* OBJECTIVE *
Retype the items from the line with "code-line[interactable] <box>588 108" to the line with "chevron-right-icon[interactable] <box>30 639", both included, with every character unchanged.

* RECORD EXCERPTS *
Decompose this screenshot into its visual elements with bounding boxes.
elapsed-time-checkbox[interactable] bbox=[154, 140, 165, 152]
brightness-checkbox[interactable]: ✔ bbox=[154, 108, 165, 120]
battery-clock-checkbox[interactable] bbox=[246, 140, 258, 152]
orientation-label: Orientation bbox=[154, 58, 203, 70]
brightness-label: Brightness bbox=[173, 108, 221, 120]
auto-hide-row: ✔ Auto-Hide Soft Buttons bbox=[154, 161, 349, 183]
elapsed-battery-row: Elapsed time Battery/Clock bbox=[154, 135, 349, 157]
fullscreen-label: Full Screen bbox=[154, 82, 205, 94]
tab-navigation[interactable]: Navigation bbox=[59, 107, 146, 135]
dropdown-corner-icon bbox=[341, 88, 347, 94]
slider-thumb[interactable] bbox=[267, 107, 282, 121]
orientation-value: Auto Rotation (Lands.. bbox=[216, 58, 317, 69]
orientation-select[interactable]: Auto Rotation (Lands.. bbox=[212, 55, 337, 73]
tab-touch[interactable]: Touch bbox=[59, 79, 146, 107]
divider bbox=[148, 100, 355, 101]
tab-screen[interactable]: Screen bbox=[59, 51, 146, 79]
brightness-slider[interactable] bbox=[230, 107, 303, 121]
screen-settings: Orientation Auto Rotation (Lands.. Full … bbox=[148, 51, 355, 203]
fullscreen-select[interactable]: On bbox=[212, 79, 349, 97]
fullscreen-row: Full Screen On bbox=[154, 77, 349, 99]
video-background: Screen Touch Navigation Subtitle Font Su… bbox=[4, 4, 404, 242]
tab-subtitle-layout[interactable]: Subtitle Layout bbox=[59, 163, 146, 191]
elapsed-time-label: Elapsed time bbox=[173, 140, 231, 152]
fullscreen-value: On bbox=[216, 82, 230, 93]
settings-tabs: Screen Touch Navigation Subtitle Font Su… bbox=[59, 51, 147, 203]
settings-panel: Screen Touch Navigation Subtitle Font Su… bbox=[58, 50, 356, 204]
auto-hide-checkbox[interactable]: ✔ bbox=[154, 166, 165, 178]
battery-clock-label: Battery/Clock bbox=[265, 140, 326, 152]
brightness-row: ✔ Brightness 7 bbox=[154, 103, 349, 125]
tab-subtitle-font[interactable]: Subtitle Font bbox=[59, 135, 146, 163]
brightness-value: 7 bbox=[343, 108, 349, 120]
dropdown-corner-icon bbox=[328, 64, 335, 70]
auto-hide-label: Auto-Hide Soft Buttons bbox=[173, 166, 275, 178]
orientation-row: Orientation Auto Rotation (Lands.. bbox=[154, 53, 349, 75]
==
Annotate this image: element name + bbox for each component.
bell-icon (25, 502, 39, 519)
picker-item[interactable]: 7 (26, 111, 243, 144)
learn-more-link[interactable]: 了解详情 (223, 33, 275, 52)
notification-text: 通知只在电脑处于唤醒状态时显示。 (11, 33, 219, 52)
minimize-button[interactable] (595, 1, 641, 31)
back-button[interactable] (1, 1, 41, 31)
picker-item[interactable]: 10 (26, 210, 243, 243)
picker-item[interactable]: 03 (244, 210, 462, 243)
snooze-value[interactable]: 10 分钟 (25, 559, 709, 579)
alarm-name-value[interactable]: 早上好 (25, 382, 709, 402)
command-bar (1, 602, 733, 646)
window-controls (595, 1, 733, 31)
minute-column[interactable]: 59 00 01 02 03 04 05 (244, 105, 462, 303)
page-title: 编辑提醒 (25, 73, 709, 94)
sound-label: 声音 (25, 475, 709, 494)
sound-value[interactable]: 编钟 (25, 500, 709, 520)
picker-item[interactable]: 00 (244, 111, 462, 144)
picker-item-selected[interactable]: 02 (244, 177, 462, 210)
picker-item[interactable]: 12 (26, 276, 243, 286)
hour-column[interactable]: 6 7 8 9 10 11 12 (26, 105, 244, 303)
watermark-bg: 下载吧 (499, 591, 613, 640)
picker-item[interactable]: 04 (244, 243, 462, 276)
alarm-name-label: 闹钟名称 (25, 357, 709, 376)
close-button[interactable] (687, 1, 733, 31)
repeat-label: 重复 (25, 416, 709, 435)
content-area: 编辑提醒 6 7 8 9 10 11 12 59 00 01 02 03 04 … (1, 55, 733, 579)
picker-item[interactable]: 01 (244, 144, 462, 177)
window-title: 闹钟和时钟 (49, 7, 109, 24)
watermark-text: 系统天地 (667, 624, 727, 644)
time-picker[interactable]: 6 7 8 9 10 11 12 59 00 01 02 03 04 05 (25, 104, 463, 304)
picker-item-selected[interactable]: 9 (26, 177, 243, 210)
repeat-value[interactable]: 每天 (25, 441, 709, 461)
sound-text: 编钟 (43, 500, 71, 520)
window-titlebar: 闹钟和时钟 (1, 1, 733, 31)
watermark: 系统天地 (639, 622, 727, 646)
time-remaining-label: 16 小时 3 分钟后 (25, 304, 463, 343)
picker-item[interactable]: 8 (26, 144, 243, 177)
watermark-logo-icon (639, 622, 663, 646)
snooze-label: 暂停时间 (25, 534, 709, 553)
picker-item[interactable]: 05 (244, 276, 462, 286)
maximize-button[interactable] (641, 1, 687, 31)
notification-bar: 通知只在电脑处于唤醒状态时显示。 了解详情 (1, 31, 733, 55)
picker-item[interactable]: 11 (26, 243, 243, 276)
--
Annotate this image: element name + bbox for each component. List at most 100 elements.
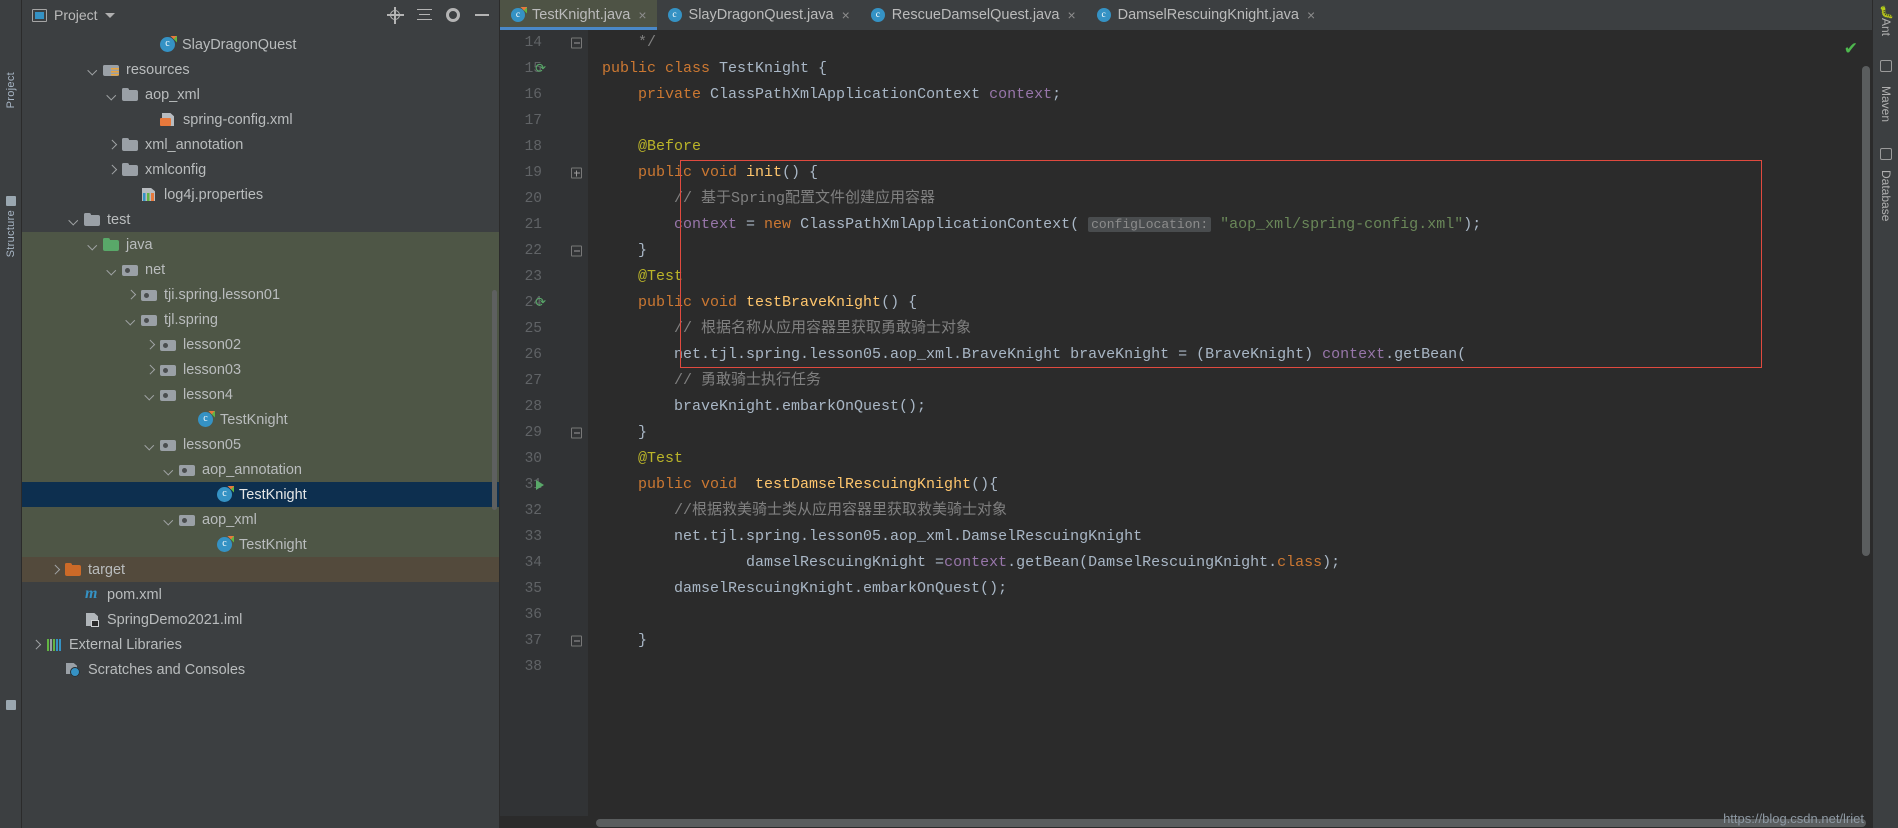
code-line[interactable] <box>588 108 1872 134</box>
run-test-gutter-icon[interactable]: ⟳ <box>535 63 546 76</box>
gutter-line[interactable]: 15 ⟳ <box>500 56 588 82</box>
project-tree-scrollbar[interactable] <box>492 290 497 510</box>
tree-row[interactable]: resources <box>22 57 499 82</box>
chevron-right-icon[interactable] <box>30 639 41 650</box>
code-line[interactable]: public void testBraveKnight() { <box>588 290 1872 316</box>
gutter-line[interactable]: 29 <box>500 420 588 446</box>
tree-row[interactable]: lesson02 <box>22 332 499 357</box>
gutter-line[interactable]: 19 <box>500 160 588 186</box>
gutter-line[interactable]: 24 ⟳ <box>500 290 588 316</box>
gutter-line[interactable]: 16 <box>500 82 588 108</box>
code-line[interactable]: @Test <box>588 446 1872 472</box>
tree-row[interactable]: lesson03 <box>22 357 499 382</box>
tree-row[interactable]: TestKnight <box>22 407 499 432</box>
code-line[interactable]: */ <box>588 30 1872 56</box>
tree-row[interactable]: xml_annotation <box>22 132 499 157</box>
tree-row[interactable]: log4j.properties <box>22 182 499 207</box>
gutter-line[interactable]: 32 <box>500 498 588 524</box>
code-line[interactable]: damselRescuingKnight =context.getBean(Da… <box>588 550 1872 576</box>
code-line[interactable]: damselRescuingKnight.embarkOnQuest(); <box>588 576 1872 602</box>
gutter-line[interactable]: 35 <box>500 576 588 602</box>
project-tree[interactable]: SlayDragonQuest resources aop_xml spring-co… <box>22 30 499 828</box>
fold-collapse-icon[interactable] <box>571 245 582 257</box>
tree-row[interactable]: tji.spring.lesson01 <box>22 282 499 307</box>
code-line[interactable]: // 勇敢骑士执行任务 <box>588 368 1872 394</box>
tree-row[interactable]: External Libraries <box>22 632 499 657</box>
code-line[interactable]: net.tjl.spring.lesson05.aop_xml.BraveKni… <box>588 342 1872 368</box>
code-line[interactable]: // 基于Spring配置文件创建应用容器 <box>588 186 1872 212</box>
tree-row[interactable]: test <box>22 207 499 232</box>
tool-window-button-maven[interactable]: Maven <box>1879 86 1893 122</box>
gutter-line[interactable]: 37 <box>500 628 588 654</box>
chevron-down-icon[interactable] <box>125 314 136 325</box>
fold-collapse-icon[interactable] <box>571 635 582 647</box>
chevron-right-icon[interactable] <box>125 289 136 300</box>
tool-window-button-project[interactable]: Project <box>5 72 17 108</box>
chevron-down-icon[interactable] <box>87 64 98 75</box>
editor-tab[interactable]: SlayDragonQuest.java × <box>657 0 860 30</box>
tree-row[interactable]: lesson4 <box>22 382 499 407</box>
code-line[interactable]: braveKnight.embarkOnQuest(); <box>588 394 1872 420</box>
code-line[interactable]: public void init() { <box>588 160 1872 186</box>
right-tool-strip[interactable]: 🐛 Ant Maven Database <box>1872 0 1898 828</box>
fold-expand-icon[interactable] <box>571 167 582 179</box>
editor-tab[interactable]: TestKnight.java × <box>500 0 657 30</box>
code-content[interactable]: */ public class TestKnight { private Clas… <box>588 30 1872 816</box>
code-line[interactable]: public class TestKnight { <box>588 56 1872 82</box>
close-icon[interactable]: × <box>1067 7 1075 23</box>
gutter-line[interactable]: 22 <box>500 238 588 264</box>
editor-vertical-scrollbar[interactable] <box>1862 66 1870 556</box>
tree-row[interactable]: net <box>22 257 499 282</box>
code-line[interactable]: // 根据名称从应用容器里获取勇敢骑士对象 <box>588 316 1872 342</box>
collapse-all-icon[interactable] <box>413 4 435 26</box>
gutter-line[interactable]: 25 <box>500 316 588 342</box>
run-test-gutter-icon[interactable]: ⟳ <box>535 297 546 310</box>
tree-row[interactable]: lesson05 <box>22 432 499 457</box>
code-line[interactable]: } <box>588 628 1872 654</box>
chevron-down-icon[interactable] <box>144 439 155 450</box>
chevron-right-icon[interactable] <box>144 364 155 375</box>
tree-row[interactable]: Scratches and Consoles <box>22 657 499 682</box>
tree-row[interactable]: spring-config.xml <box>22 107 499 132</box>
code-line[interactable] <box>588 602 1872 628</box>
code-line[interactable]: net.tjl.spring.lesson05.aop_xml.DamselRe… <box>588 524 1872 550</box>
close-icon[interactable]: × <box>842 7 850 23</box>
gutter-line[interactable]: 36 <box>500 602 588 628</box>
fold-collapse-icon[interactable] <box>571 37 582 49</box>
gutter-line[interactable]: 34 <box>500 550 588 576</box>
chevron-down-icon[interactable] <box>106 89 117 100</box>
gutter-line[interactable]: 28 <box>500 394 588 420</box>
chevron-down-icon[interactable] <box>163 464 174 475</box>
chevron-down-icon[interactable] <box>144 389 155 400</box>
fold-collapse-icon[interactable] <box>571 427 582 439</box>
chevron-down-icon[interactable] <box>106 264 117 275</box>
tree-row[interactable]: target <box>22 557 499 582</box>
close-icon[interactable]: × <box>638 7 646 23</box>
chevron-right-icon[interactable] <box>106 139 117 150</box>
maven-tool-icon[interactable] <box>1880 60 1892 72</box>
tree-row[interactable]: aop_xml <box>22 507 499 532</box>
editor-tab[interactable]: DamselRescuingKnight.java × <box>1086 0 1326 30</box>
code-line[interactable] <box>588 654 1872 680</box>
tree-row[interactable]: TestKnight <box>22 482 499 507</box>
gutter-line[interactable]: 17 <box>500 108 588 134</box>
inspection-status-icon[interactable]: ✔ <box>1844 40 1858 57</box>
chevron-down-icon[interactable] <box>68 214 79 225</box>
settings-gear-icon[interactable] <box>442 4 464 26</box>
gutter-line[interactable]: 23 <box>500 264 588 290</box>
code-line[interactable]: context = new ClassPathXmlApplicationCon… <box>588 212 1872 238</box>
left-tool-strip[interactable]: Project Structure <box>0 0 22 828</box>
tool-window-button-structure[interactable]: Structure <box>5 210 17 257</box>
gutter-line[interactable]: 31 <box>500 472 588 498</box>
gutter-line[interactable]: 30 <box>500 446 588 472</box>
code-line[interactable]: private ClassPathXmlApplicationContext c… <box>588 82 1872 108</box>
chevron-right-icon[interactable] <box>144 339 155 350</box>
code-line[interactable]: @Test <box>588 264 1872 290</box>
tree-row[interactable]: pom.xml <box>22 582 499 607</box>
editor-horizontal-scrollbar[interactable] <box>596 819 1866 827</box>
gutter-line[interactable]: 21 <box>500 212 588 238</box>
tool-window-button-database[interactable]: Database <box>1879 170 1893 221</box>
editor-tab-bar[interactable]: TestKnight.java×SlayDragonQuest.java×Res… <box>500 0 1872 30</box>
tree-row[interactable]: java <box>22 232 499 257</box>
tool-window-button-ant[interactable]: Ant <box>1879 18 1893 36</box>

* ANSWER TO THE PROBLEM *
code-line[interactable] <box>588 108 1872 134</box>
run-test-gutter-icon[interactable]: ⟳ <box>535 63 546 76</box>
gutter-line[interactable]: 15 ⟳ <box>500 56 588 82</box>
project-tree-scrollbar[interactable] <box>492 290 497 510</box>
tree-row[interactable]: resources <box>22 57 499 82</box>
chevron-right-icon[interactable] <box>30 639 41 650</box>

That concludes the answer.